▶ _THE DATA_
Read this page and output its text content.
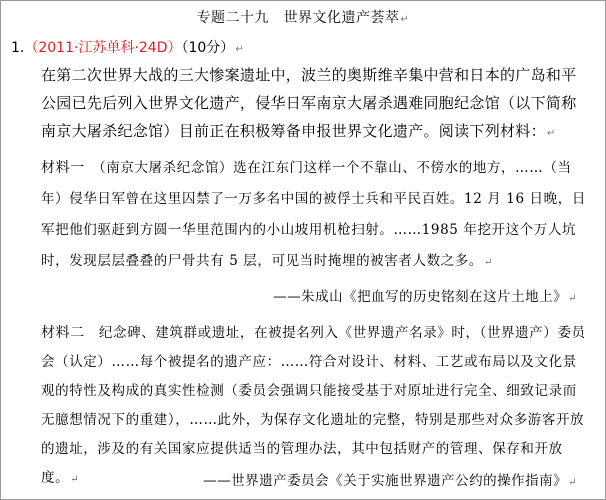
专题二十九　世界文化遗产荟萃↵
1.（2011·江苏单科·24D）（10分）↵
在第二次世界大战的三大惨案遗址中，波兰的奥斯维辛集中营和日本的广岛和平公园已先后列入世界文化遗产，侵华日军南京大屠杀遇难同胞纪念馆（以下简称南京大屠杀纪念馆）目前正在积极筹备申报世界文化遗产。阅读下列材料：↵
材料一　（南京大屠杀纪念馆）选在江东门这样一个不靠山、不傍水的地方，……（当年）侵华日军曾在这里囚禁了一万多名中国的被俘士兵和平民百姓。12 月 16 日晚，日军把他们驱赶到方圆一华里范围内的小山坡用机枪扫射。……1985 年挖开这个万人坑时，发现层层叠叠的尸骨共有 5 层，可见当时掩埋的被害者人数之多。↵
——朱成山《把血写的历史铭刻在这片土地上》↵
材料二　纪念碑、建筑群或遗址，在被提名列入《世界遗产名录》时，（世界遗产）委员会（认定）……每个被提名的遗产应：……符合对设计、材料、工艺或布局以及文化景观的特性及构成的真实性检测（委员会强调只能接受基于对原址进行完全、细致记录而无臆想情况下的重建），……此外，为保存文化遗址的完整，特别是那些对众多游客开放的遗址，涉及的有关国家应提供适当的管理办法，其中包括财产的管理、保存和开放度。↵	——世界遗产委员会《关于实施世界遗产公约的操作指南》↵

▶ _TASK DESCRIPTION_
The records shown above are to be repeated exactly, with the pictures left out.

▶ _RESPONSE TO THIS TASK_
Read this page and output its text content.
专题二十九　世界文化遗产荟萃↵
1.（2011·江苏单科·24D）（10分）↵
在第二次世界大战的三大惨案遗址中，波兰的奥斯维辛集中营和日本的广岛和平公园已先后列入世界文化遗产，侵华日军南京大屠杀遇难同胞纪念馆（以下简称南京大屠杀纪念馆）目前正在积极筹备申报世界文化遗产。阅读下列材料：↵
材料一　（南京大屠杀纪念馆）选在江东门这样一个不靠山、不傍水的地方，……（当年）侵华日军曾在这里囚禁了一万多名中国的被俘士兵和平民百姓。12 月 16 日晚，日军把他们驱赶到方圆一华里范围内的小山坡用机枪扫射。……1985 年挖开这个万人坑时，发现层层叠叠的尸骨共有 5 层，可见当时掩埋的被害者人数之多。↵
——朱成山《把血写的历史铭刻在这片土地上》↵
材料二　纪念碑、建筑群或遗址，在被提名列入《世界遗产名录》时，（世界遗产）委员会（认定）……每个被提名的遗产应：……符合对设计、材料、工艺或布局以及文化景观的特性及构成的真实性检测（委员会强调只能接受基于对原址进行完全、细致记录而无臆想情况下的重建），……此外，为保存文化遗址的完整，特别是那些对众多游客开放的遗址，涉及的有关国家应提供适当的管理办法，其中包括财产的管理、保存和开放度。↵	——世界遗产委员会《关于实施世界遗产公约的操作指南》↵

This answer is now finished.